> _Selected passage_:

--------------------

He doesn't 'demonstrate' that snakes have emotions. He simply postulates his conclusion. He presents a calm snake, and then a skittish one that calms down with time and handling, and assumes the conclusion is apparent. This is the most troubling part of the video, in my opinion. He's preaching to the choir, to use one metaphor; he's begging the question, to point out the formal error in reasoning.
That 'demonstration' doesn't establish anything about internal states, and might be explained much more simply in terms of reduced stress responses. Stress hormone levels such as cortisol/corticosterone modulate "fear" responses, but this doesn't necessarily entail a corresponding mental state since animals such as corals use the same chemicals when "stressed" (and I don't think it is reasonable to suppose that corals have emotions).
He also states that people who responded to his question basically all thought snakes have emotions. That's a public opinion poll, which tells only what people think (or better: what they claim to think) and may or may not reflect reality. Consider those polls about how many people think the earth is 6000 years old, or the like; no fact about geologic history can be inferred from them.
As far as I know, there aren't sufficient structural anatomical homologues in reptile brains that would support emotions in at all the same way that they're supported in animals we're pretty sure have emotions, so again if snakes have 'emotions' that word means something pretty different than we mean in humans. It would be like supposing snakes could fly, even though they don't have wings or any structure that we know assists flying in all the animals we think can fly. Someone might assert that snakes fly by some unknown mechanism such as blowing air out of their cloacas and steering with their tongues, but that would take quite a lot of solid evidence.
Snakes of course respond to pain, and to situations that we categorize as stressful, but even if those experiences involve some sort of conscious state, emotion is something over and above that.
Another hurdle to get over is formulating even a possible evolutionary explanation. It is hard to imagine a case that could be made that there's an adaptive advantage to emotion in animals such as snakes. There are very clear disadvantages that must be outweighed by reproductive benefits. Emotion is both physiologically costly (calories to run the brain structures -- real bad in an animal that has erratic food intake and depends on a low metabolic rate to survive) and has adaptive downsides (pretty much every boneheaded thing humans do that is driven by emotion). Unless there are serious adaptive benefits -- a good example is the social bonding needed to make human and similar animals' reproductive patterns work well -- emotions won't evolve. I don't see any reason to think that emotion would be adaptive in snakes, certainly not adaptive enough to outweigh the costs.
One sort of anecdotal test that I personally use to try to figure out the mental states of animals is to see whether they remember stressful experiences. Mammals (at least cats and sheep, the non-human animals I pay the most attention to; sheep do it more clearly, which is interesting) do. But snakes are different. When I hold a snake down to give it an injection, it freaks out like it is going to either die or kill me. But five seconds after I release it, it is fine. My vet (former, now a zoo vet) pointed out to me some time ago that snakes don't hold grudges over passing offenses, and I think that's true (of course chronic stressors will have much more lasting effects, but that's likely explainable purely physiologically). But emotions of the sort humans are familiar with have connections with memory that make our experiences in this regard very different.
Anyway, just some friendly food for thought. I won't push this, but some might find it useful to consider some problems with the idea.

--------------------

> _Listing_:
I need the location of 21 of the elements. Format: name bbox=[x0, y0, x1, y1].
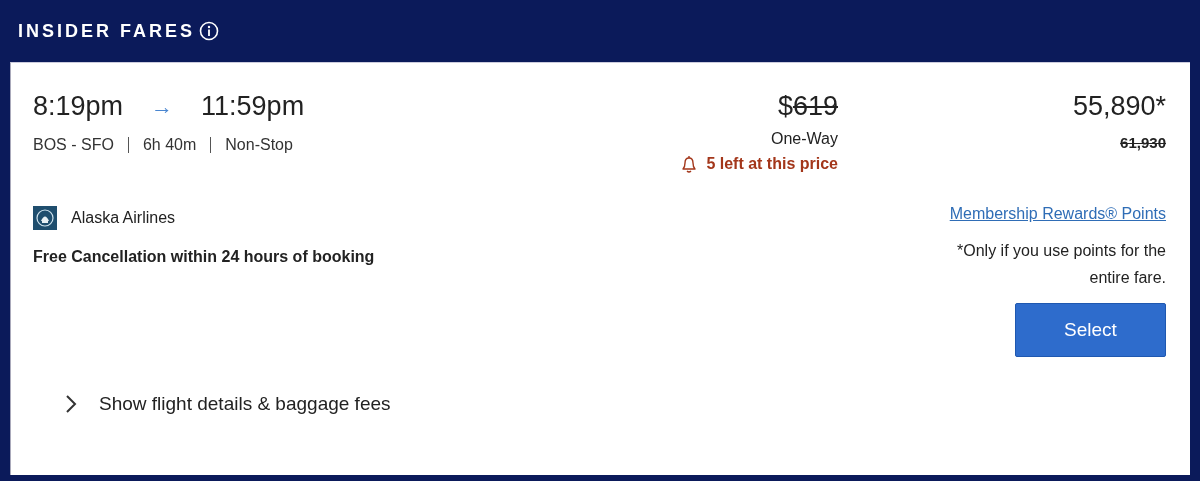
arrival-time: 11:59pm bbox=[201, 91, 305, 122]
trip-type: One-Way bbox=[771, 130, 838, 148]
rewards-link[interactable]: Membership Rewards® Points bbox=[949, 205, 1166, 223]
stops-text: Non-Stop bbox=[225, 136, 293, 154]
arrow-icon: → bbox=[151, 93, 174, 120]
points-note: *Only if you use points for the entire fare. bbox=[956, 241, 1166, 288]
details-toggle[interactable]: Show flight details & baggage fees bbox=[65, 393, 391, 415]
chevron-icon bbox=[65, 394, 77, 414]
duration-text: 6h 40m bbox=[142, 136, 197, 154]
select-button[interactable]: Select bbox=[1015, 303, 1166, 357]
route-text: BOS - SFO bbox=[33, 136, 114, 154]
airline-logo-icon bbox=[33, 206, 57, 230]
points-price: 55,890* bbox=[1072, 91, 1166, 122]
airline-name: Alaska Airlines bbox=[71, 209, 176, 227]
info-icon[interactable] bbox=[199, 21, 220, 41]
section-title: INSIDER FARES bbox=[18, 20, 196, 42]
departure-time: 8:19pm bbox=[33, 91, 124, 122]
original-points: 61,930 bbox=[1120, 134, 1166, 151]
availability-text: 5 left at this price bbox=[706, 155, 838, 173]
cash-price: $619 bbox=[777, 91, 838, 122]
cancellation-text: Free Cancellation within 24 hours of booking bbox=[33, 248, 376, 266]
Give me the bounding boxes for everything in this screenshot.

--------------------

> _Complete the following_:
1) In the passage on snake emotions, what did the writer's former vet point out about snakes?
2) Retype the part of the snake emotions passage between "He also states" and "inferred from them.", inclusive.

> _Solutions_:
1) Snakes don't hold grudges over passing offenses.

2)
He also states that people who responded to his question basically all thought snakes have emotions. That's a public opinion poll, which tells only what people think (or better: what they claim to think) and may or may not reflect reality. Consider those polls about how many people think the earth is 6000 years old, or the like; no fact about geologic history can be inferred from them.